:: To be done ::
The listing below should be printed exactly, every line of it. Skip the pictures.

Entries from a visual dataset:
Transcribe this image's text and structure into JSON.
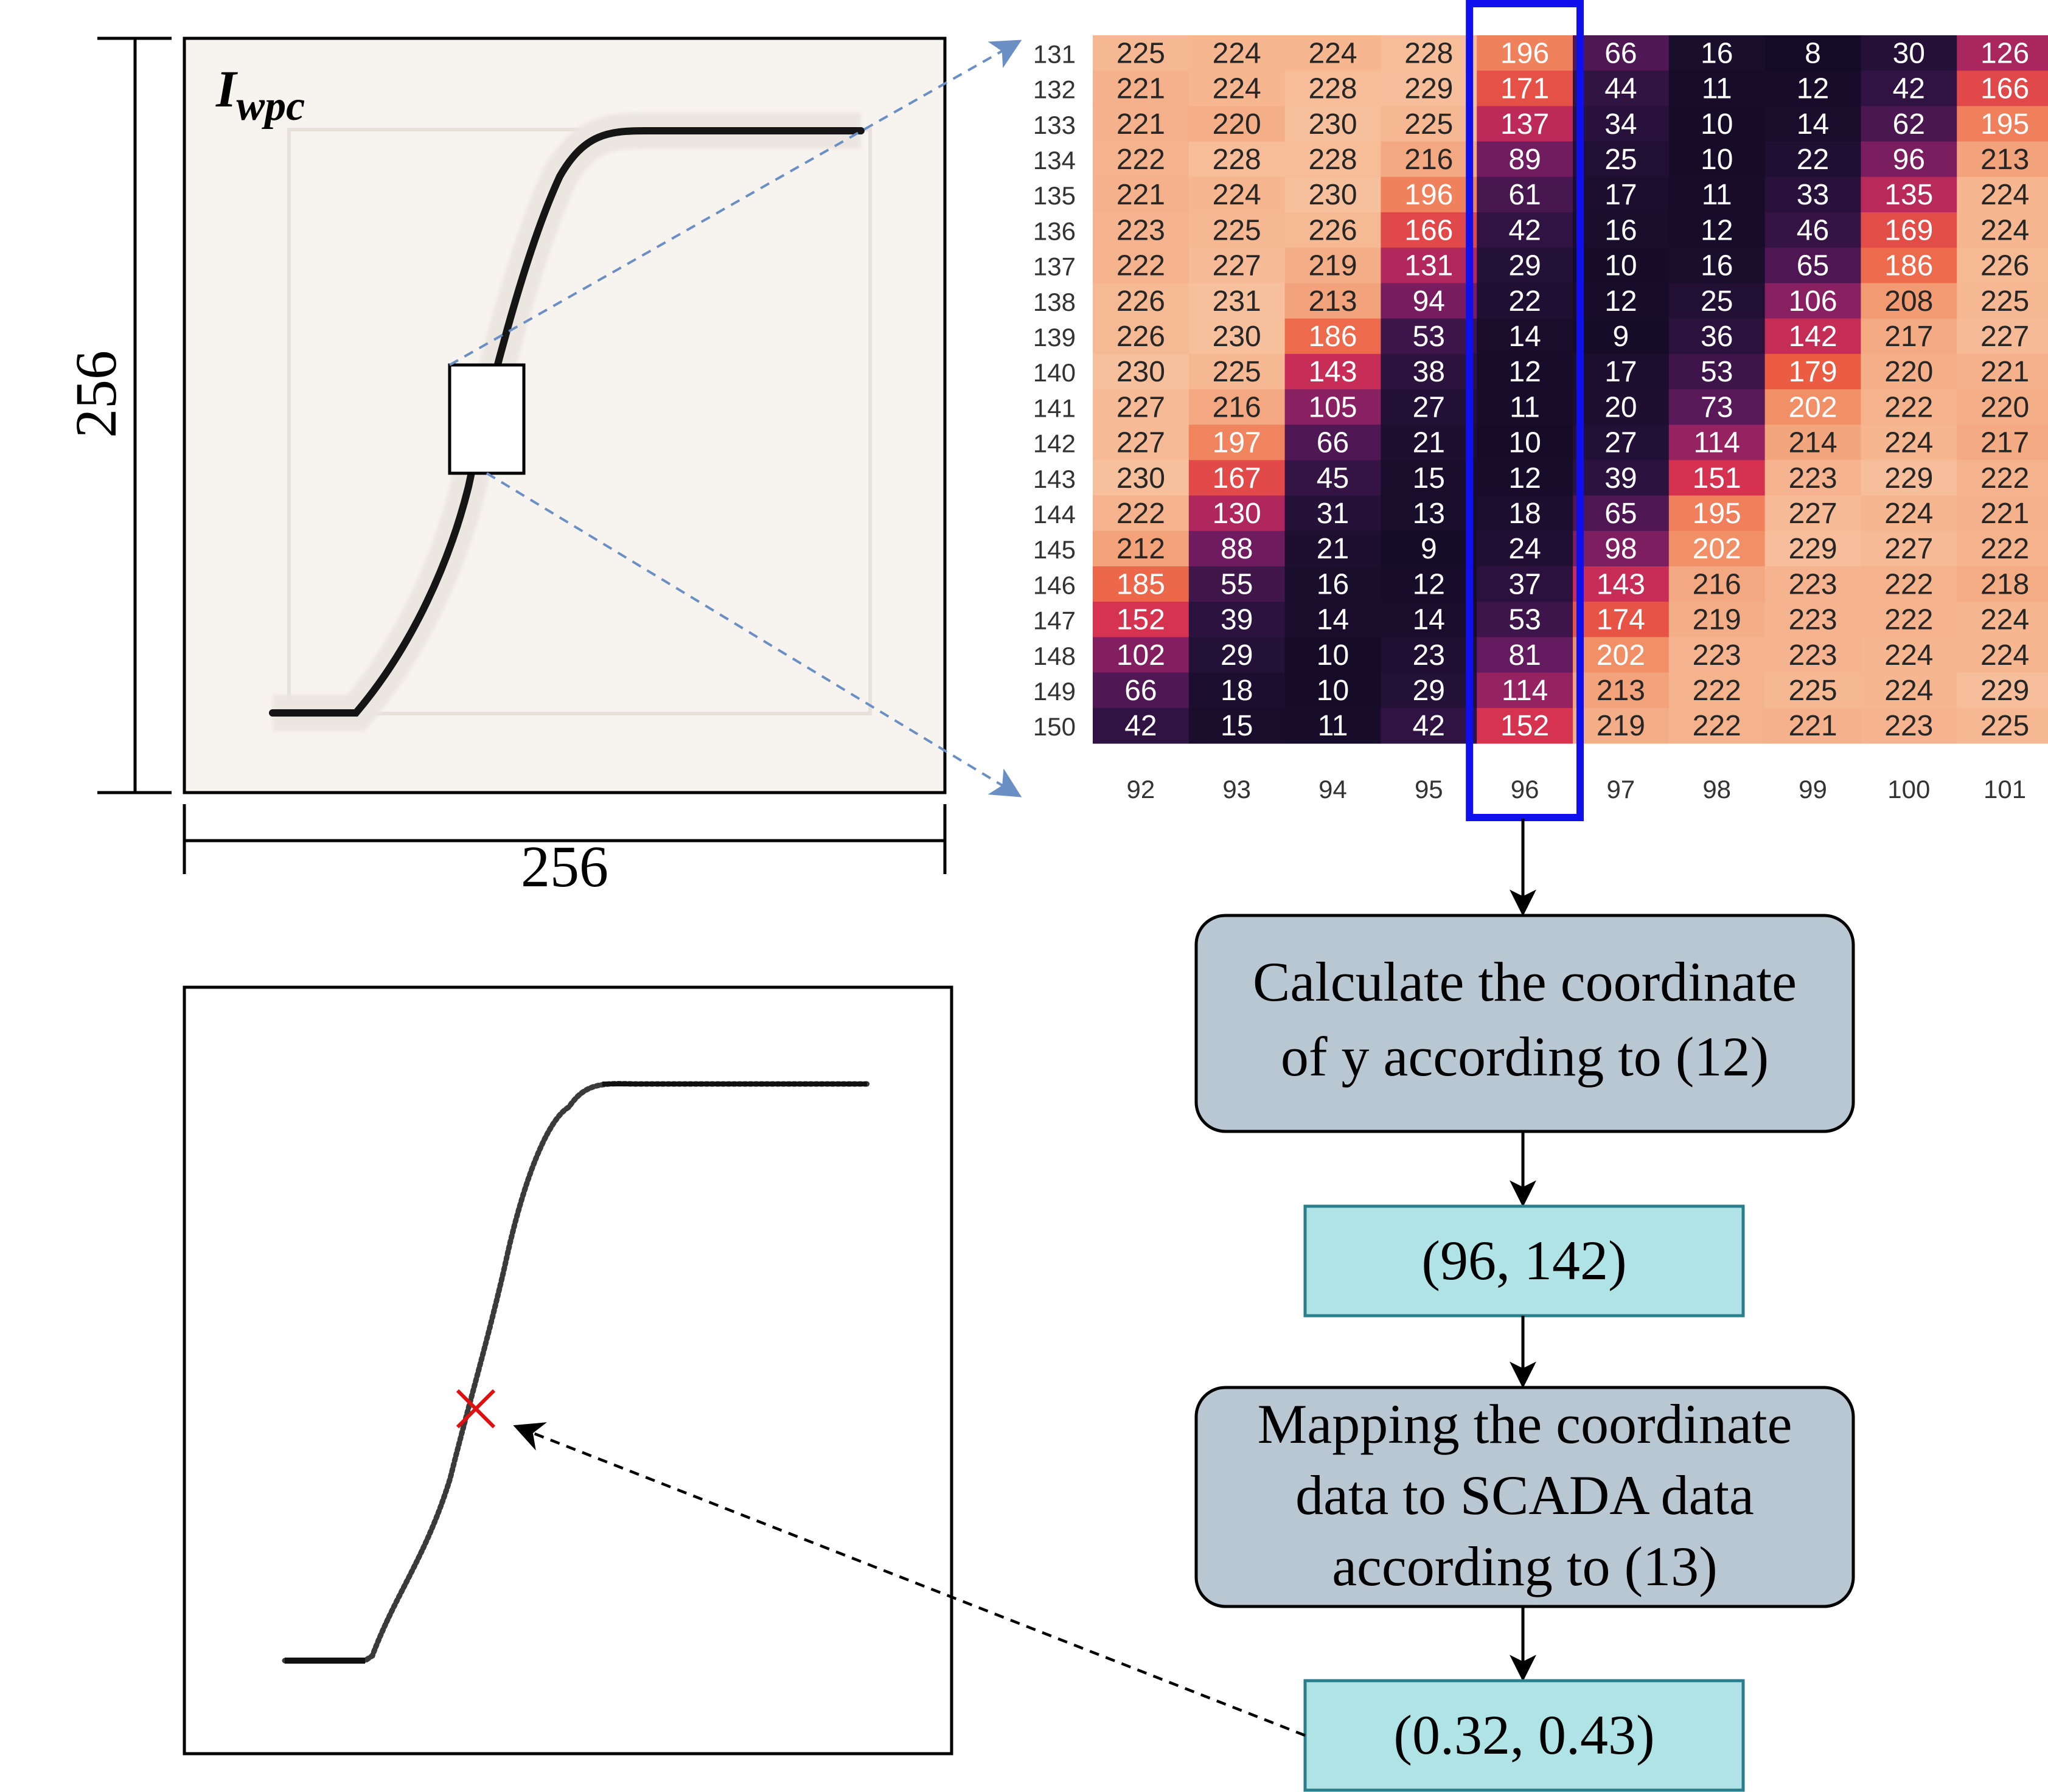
{
  "top_image": {
    "title": "I",
    "title_subscript": "wpc",
    "height_label": "256",
    "width_label": "256"
  },
  "heatmap": {
    "row_labels": [
      "131",
      "132",
      "133",
      "134",
      "135",
      "136",
      "137",
      "138",
      "139",
      "140",
      "141",
      "142",
      "143",
      "144",
      "145",
      "146",
      "147",
      "148",
      "149",
      "150"
    ],
    "col_labels": [
      "92",
      "93",
      "94",
      "95",
      "96",
      "97",
      "98",
      "99",
      "100",
      "101"
    ],
    "highlight_column": "96",
    "values": [
      [
        225,
        224,
        224,
        228,
        196,
        66,
        16,
        8,
        30,
        126
      ],
      [
        221,
        224,
        228,
        229,
        171,
        44,
        11,
        12,
        42,
        166
      ],
      [
        221,
        220,
        230,
        225,
        137,
        34,
        10,
        14,
        62,
        195
      ],
      [
        222,
        228,
        228,
        216,
        89,
        25,
        10,
        22,
        96,
        213
      ],
      [
        221,
        224,
        230,
        196,
        61,
        17,
        11,
        33,
        135,
        224
      ],
      [
        223,
        225,
        226,
        166,
        42,
        16,
        12,
        46,
        169,
        224
      ],
      [
        222,
        227,
        219,
        131,
        29,
        10,
        16,
        65,
        186,
        226
      ],
      [
        226,
        231,
        213,
        94,
        22,
        12,
        25,
        106,
        208,
        225
      ],
      [
        226,
        230,
        186,
        53,
        14,
        9,
        36,
        142,
        217,
        227
      ],
      [
        230,
        225,
        143,
        38,
        12,
        17,
        53,
        179,
        220,
        221
      ],
      [
        227,
        216,
        105,
        27,
        11,
        20,
        73,
        202,
        222,
        220
      ],
      [
        227,
        197,
        66,
        21,
        10,
        27,
        114,
        214,
        224,
        217
      ],
      [
        230,
        167,
        45,
        15,
        12,
        39,
        151,
        223,
        229,
        222
      ],
      [
        222,
        130,
        31,
        13,
        18,
        65,
        195,
        227,
        224,
        221
      ],
      [
        212,
        88,
        21,
        9,
        24,
        98,
        202,
        229,
        227,
        222
      ],
      [
        185,
        55,
        16,
        12,
        37,
        143,
        216,
        223,
        222,
        218
      ],
      [
        152,
        39,
        14,
        14,
        53,
        174,
        219,
        223,
        222,
        224
      ],
      [
        102,
        29,
        10,
        23,
        81,
        202,
        223,
        223,
        224,
        224
      ],
      [
        66,
        18,
        10,
        29,
        114,
        213,
        222,
        225,
        224,
        229
      ],
      [
        42,
        15,
        11,
        42,
        152,
        219,
        222,
        221,
        223,
        225
      ]
    ]
  },
  "flow": {
    "step1_lines": [
      "Calculate the coordinate",
      "of y according to (12)"
    ],
    "result1": "(96, 142)",
    "step2_lines": [
      "Mapping the coordinate",
      "data to SCADA data",
      "according to (13)"
    ],
    "result2": "(0.32, 0.43)"
  },
  "colors": {
    "highlight_box": "#1010ee",
    "zoom_arrows": "#6a8fc4",
    "process_box_fill": "#b9c7d3",
    "result_box_fill": "#afe3e5",
    "result_box_stroke": "#2b7e8c",
    "marker": "#e01010"
  }
}
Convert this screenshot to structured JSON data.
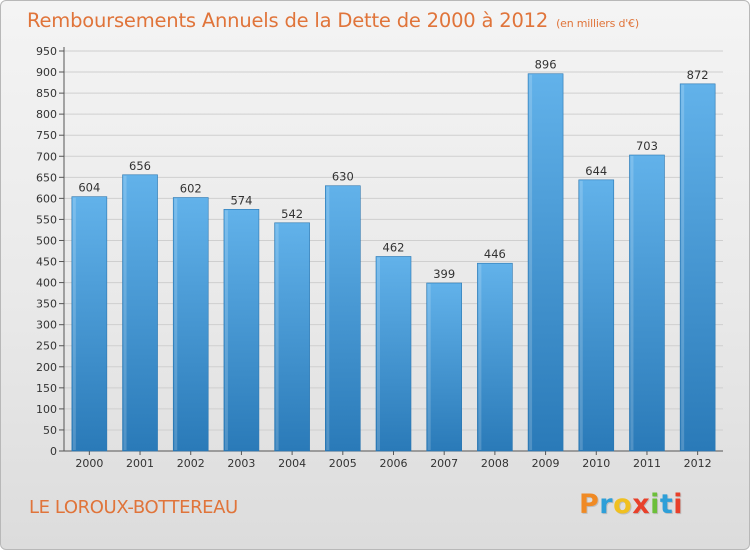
{
  "header": {
    "title": "Remboursements Annuels de la Dette de 2000 à 2012",
    "subtitle": "(en milliers d'€)"
  },
  "footer": {
    "place": "LE LOROUX-BOTTEREAU",
    "logo_text": "Proxiti",
    "logo_colors": [
      "#f08a24",
      "#2e9fd8",
      "#f0c020",
      "#e8402a",
      "#6cbf3a",
      "#2e9fd8",
      "#e8402a"
    ]
  },
  "colors": {
    "bar_top": "#62b2ea",
    "bar_bottom": "#2a7ab8",
    "text_orange": "#e0743a"
  },
  "chart_data": {
    "type": "bar",
    "categories": [
      "2000",
      "2001",
      "2002",
      "2003",
      "2004",
      "2005",
      "2006",
      "2007",
      "2008",
      "2009",
      "2010",
      "2011",
      "2012"
    ],
    "values": [
      604,
      656,
      602,
      574,
      542,
      630,
      462,
      399,
      446,
      896,
      644,
      703,
      872
    ],
    "title": "Remboursements Annuels de la Dette de 2000 à 2012",
    "ylim": [
      0,
      950
    ],
    "yticks": [
      0,
      50,
      100,
      150,
      200,
      250,
      300,
      350,
      400,
      450,
      500,
      550,
      600,
      650,
      700,
      750,
      800,
      850,
      900,
      950
    ],
    "grid": true,
    "legend": "none"
  }
}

:: Exercise response ::
Transcribe this image's text and structure into JSON.
{
  "top_image": {
    "title": "I",
    "title_subscript": "wpc",
    "height_label": "256",
    "width_label": "256"
  },
  "heatmap": {
    "row_labels": [
      "131",
      "132",
      "133",
      "134",
      "135",
      "136",
      "137",
      "138",
      "139",
      "140",
      "141",
      "142",
      "143",
      "144",
      "145",
      "146",
      "147",
      "148",
      "149",
      "150"
    ],
    "col_labels": [
      "92",
      "93",
      "94",
      "95",
      "96",
      "97",
      "98",
      "99",
      "100",
      "101"
    ],
    "highlight_column": "96",
    "values": [
      [
        225,
        224,
        224,
        228,
        196,
        66,
        16,
        8,
        30,
        126
      ],
      [
        221,
        224,
        228,
        229,
        171,
        44,
        11,
        12,
        42,
        166
      ],
      [
        221,
        220,
        230,
        225,
        137,
        34,
        10,
        14,
        62,
        195
      ],
      [
        222,
        228,
        228,
        216,
        89,
        25,
        10,
        22,
        96,
        213
      ],
      [
        221,
        224,
        230,
        196,
        61,
        17,
        11,
        33,
        135,
        224
      ],
      [
        223,
        225,
        226,
        166,
        42,
        16,
        12,
        46,
        169,
        224
      ],
      [
        222,
        227,
        219,
        131,
        29,
        10,
        16,
        65,
        186,
        226
      ],
      [
        226,
        231,
        213,
        94,
        22,
        12,
        25,
        106,
        208,
        225
      ],
      [
        226,
        230,
        186,
        53,
        14,
        9,
        36,
        142,
        217,
        227
      ],
      [
        230,
        225,
        143,
        38,
        12,
        17,
        53,
        179,
        220,
        221
      ],
      [
        227,
        216,
        105,
        27,
        11,
        20,
        73,
        202,
        222,
        220
      ],
      [
        227,
        197,
        66,
        21,
        10,
        27,
        114,
        214,
        224,
        217
      ],
      [
        230,
        167,
        45,
        15,
        12,
        39,
        151,
        223,
        229,
        222
      ],
      [
        222,
        130,
        31,
        13,
        18,
        65,
        195,
        227,
        224,
        221
      ],
      [
        212,
        88,
        21,
        9,
        24,
        98,
        202,
        229,
        227,
        222
      ],
      [
        185,
        55,
        16,
        12,
        37,
        143,
        216,
        223,
        222,
        218
      ],
      [
        152,
        39,
        14,
        14,
        53,
        174,
        219,
        223,
        222,
        224
      ],
      [
        102,
        29,
        10,
        23,
        81,
        202,
        223,
        223,
        224,
        224
      ],
      [
        66,
        18,
        10,
        29,
        114,
        213,
        222,
        225,
        224,
        229
      ],
      [
        42,
        15,
        11,
        42,
        152,
        219,
        222,
        221,
        223,
        225
      ]
    ]
  },
  "flow": {
    "step1_lines": [
      "Calculate the coordinate",
      "of y according to (12)"
    ],
    "result1": "(96, 142)",
    "step2_lines": [
      "Mapping the coordinate",
      "data to SCADA data",
      "according to (13)"
    ],
    "result2": "(0.32, 0.43)"
  },
  "colors": {
    "highlight_box": "#1010ee",
    "zoom_arrows": "#6a8fc4",
    "process_box_fill": "#b9c7d3",
    "result_box_fill": "#afe3e5",
    "result_box_stroke": "#2b7e8c",
    "marker": "#e01010"
  }
}
Convert this screenshot to structured JSON data.
{
  "header": {
    "title": "Remboursements Annuels de la Dette de 2000 à 2012",
    "subtitle": "(en milliers d'€)"
  },
  "footer": {
    "place": "LE LOROUX-BOTTEREAU",
    "logo_text": "Proxiti",
    "logo_colors": [
      "#f08a24",
      "#2e9fd8",
      "#f0c020",
      "#e8402a",
      "#6cbf3a",
      "#2e9fd8",
      "#e8402a"
    ]
  },
  "colors": {
    "bar_top": "#62b2ea",
    "bar_bottom": "#2a7ab8",
    "text_orange": "#e0743a"
  },
  "chart_data": {
    "type": "bar",
    "categories": [
      "2000",
      "2001",
      "2002",
      "2003",
      "2004",
      "2005",
      "2006",
      "2007",
      "2008",
      "2009",
      "2010",
      "2011",
      "2012"
    ],
    "values": [
      604,
      656,
      602,
      574,
      542,
      630,
      462,
      399,
      446,
      896,
      644,
      703,
      872
    ],
    "title": "Remboursements Annuels de la Dette de 2000 à 2012",
    "ylim": [
      0,
      950
    ],
    "yticks": [
      0,
      50,
      100,
      150,
      200,
      250,
      300,
      350,
      400,
      450,
      500,
      550,
      600,
      650,
      700,
      750,
      800,
      850,
      900,
      950
    ],
    "grid": true,
    "legend": "none"
  }
}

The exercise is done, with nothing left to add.